**WHAT TO DO:** From the listing below, work out how many lines contain "title". Reply with that number only.

(Structured figure records)
[BEGIN]

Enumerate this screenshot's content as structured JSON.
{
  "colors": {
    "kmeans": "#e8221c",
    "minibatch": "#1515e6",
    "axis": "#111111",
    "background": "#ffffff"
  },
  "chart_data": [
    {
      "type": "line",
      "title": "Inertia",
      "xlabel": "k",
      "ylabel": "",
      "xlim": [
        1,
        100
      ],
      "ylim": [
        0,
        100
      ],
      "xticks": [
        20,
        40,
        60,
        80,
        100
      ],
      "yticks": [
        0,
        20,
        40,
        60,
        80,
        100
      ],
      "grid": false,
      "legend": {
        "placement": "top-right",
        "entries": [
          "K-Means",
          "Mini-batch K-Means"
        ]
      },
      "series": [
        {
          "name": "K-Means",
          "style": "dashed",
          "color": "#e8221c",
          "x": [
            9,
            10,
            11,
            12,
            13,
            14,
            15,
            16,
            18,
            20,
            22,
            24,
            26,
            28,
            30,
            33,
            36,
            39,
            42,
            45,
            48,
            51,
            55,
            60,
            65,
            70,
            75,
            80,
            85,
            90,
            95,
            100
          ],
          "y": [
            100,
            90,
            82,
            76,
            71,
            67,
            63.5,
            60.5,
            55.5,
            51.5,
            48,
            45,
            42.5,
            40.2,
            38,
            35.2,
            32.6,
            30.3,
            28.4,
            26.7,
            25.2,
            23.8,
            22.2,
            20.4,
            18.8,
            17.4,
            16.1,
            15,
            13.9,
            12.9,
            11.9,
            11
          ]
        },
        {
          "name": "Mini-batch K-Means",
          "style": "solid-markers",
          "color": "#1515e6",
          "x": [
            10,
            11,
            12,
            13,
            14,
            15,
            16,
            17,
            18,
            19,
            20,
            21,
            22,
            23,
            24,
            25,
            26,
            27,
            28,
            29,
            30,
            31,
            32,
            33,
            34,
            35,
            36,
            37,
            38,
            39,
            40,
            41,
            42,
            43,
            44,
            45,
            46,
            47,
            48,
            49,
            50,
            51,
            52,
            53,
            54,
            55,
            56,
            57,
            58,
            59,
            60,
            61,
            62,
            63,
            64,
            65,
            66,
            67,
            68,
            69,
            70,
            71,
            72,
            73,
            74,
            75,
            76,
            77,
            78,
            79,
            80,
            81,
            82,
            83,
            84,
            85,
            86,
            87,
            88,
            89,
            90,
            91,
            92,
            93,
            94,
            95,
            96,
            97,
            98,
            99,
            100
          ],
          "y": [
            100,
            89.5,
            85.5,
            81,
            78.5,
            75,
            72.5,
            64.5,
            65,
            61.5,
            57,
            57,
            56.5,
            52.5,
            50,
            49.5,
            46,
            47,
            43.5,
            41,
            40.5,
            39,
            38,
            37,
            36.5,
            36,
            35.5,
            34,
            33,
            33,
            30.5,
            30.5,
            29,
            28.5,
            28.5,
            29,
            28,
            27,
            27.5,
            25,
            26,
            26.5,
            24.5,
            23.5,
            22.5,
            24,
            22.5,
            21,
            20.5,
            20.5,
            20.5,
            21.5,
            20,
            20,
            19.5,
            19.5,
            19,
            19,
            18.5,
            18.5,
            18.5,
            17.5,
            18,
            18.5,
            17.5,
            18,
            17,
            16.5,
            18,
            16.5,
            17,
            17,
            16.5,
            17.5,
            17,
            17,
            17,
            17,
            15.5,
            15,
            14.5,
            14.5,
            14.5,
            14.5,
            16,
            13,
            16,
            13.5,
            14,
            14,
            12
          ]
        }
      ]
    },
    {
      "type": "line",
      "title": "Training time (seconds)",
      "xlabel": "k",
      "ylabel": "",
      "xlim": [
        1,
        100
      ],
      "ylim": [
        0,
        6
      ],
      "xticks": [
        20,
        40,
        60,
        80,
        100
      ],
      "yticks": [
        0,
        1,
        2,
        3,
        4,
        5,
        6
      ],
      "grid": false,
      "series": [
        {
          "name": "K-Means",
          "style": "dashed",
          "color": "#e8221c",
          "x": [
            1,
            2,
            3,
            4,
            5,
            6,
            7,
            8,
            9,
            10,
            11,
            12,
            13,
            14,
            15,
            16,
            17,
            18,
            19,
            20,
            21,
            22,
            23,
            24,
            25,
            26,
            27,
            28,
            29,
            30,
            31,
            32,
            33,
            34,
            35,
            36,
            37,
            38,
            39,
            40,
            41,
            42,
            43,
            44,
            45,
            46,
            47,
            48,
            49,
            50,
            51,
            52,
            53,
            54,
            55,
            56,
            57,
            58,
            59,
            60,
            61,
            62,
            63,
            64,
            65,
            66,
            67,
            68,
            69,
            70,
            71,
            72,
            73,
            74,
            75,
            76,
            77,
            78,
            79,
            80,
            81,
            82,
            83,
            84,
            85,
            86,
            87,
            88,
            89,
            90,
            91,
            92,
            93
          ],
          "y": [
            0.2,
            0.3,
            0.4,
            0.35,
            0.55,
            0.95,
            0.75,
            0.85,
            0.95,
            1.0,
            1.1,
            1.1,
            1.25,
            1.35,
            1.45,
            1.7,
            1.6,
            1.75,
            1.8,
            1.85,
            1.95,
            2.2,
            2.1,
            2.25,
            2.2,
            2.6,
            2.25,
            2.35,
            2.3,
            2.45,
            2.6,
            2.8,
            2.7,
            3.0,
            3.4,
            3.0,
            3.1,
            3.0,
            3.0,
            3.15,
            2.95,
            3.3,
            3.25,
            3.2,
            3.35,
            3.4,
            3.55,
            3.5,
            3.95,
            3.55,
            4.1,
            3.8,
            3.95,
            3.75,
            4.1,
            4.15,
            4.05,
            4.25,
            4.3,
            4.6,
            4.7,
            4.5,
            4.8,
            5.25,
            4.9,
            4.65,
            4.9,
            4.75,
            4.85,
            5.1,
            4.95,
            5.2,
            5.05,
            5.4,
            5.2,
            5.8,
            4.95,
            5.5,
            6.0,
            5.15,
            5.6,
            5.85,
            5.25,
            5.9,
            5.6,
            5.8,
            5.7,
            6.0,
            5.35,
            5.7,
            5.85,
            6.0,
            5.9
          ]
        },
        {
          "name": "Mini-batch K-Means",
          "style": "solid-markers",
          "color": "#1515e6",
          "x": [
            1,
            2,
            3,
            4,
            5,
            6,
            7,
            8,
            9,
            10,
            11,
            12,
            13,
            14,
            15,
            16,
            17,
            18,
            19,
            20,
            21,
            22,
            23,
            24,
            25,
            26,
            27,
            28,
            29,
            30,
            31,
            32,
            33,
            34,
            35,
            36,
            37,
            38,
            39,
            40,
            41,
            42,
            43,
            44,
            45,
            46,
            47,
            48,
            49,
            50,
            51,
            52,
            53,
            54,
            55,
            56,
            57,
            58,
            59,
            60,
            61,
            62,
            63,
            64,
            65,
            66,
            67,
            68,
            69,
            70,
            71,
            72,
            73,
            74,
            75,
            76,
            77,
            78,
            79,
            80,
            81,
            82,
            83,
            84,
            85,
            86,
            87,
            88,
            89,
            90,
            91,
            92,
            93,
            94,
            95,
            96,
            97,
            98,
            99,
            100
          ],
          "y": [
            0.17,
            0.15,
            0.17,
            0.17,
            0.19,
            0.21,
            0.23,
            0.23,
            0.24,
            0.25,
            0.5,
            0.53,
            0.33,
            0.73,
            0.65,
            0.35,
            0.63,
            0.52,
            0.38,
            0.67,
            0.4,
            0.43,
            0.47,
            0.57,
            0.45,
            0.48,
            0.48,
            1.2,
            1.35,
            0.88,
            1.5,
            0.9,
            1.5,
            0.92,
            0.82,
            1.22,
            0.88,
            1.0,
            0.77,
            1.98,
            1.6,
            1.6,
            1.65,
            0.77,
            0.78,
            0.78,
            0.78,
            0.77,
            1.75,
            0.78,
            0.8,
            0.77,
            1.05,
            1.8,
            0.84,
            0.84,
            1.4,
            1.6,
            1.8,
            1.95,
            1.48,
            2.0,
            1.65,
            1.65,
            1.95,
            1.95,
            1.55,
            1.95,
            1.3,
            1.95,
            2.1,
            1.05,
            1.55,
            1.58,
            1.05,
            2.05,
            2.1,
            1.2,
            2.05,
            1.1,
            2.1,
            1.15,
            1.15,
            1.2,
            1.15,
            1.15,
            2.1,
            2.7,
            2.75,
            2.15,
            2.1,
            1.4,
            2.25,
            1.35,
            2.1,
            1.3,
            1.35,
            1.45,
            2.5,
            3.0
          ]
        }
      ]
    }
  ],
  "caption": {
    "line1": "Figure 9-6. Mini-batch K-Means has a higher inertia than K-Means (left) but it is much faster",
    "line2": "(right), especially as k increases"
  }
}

[END]

**COMPLETED EXERCISE:** 2